* **Passage to read**:

The Tennessee Supreme Court heard arguments in a case that will decide whether Alcoa Inc. is responsible for the asbestos-related death of a former worker’s daughter.
The Pittsburgh-based company argues that it should not be held responsible for Amanda Satterfield’s cancer.
Satterfield had mesothelioma, a rare cancer directly associated with asbestos exposure. She died in 2005 at the age of 25.
She originally filed suit against the company in 2003, claiming that the asbestos dust her father brought home on his clothes had caused her cancer. Her father, Doug Satterfield, worked hauling asbestos for the company beginning in 1973.
Doug Satterfield has continued the lawsuit as the representative of his daughter’s estate. The suit argues that Amanda Satterfield “was exposed to harmful asbestos dust and fibers from the day of her birth from her father’s use of asbestos products and inadvertent introduction of dust and fibers into their home and personal environments.”
Alcoa attorney John Lucas argued on Tuesday that the company should not be responsible for the illness of a non-employee.
A ruling against Alcoa would create “an infinite universe of potential plaintiffs,” he argued.
Tennessee Supreme Court Justice William Koch Jr. asked Lucas how the company’s responsibility for a family member’s asbestos exposure would differ from its responsibility for exposing a neighborhood to asbestos if an employee drove an Alcoa truck through the area.
“How is it negligent for Alcoa to let asbestos fly out of a truck and not negligent for Alcoa to allow employees to go home with asbestos dust on their clothing?” Koch asked.
Satterfield’s attorney, Greg Coleman, said Alcoa does bear the responsibility for Amanda Satterfield’s illness.
“Public policy should at least extend to the home,” Coleman said. “Alcoa may not have known if an employee would stop at the Waffle House on his way home from work but they did know that the employee would eventually end up at his home.”
The Supreme Court is expected to rule on the case by early April. A ruling against the company will allow the case to go to trial in Blount County.
A judge there initially dismissed the case, but the Tennessee Court of Appeals reversed that decision.
Doug Satterfield cried throughout Tuesday’s hearing, which he attended with his 18-year-old daughter, Amelia.
After the hearing he said, “It seems like Alcoa is trying to change the law to protect itself. It’s unthinkable that public policy shouldn’t protect the children of workers.”
The lawsuit seeks $10 million in compensatory and $10 million in punitive damages.

* **Things to do**:
1. Sum up the article about the Alcoa asbestos case in two sentences.
2. According to the article about the Alcoa asbestos case, how much money does the lawsuit seek?
Use only the article about the Alcoa asbestos case, nothing else.

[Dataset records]

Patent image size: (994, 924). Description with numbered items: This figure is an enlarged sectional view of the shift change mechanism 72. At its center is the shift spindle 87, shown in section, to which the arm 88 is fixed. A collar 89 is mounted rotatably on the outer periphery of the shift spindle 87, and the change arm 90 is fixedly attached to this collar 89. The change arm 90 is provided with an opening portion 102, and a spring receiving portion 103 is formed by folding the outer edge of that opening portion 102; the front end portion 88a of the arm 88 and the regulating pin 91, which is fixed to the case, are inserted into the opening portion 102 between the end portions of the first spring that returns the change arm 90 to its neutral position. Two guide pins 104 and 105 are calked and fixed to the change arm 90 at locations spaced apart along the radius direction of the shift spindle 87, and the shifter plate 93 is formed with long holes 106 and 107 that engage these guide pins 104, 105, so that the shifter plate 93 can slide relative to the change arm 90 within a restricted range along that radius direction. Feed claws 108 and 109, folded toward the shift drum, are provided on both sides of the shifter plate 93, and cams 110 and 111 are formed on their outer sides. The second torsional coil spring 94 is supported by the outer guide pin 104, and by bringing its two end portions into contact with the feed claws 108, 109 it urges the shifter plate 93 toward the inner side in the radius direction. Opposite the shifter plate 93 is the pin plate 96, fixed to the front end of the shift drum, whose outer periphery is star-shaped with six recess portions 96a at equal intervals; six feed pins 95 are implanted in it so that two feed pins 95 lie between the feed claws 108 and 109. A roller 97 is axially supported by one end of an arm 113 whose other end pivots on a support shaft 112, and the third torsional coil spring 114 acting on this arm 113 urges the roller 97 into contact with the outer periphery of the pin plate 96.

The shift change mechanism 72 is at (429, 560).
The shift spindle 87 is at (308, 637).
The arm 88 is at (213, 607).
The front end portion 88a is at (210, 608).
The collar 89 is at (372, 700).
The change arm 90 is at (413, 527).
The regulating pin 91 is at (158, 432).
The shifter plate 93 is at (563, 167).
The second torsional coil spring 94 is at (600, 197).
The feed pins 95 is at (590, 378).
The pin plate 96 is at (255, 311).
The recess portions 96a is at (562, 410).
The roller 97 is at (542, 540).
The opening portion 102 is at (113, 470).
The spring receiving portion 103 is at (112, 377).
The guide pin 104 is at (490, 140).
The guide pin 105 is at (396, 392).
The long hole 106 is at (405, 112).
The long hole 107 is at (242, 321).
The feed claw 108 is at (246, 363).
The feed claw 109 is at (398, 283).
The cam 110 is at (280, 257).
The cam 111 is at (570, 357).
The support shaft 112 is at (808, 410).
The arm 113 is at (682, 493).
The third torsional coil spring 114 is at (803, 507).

* **Answers in order**:
1. The Tennessee Supreme Court heard arguments on whether Alcoa Inc. is responsible for the death of Amanda Satterfield, who died of mesothelioma in 2005 at age 25 and whose suit claimed that asbestos dust her father brought home on his clothes from his Alcoa job caused her cancer. Alcoa's attorney argued the company should not be responsible for a non-employee's illness, while the Satterfields' attorney said Alcoa does bear responsibility, and a ruling against the company would let the case go to trial in Blount County.

2. It seeks $10 million in compensatory damages and $10 million in punitive damages.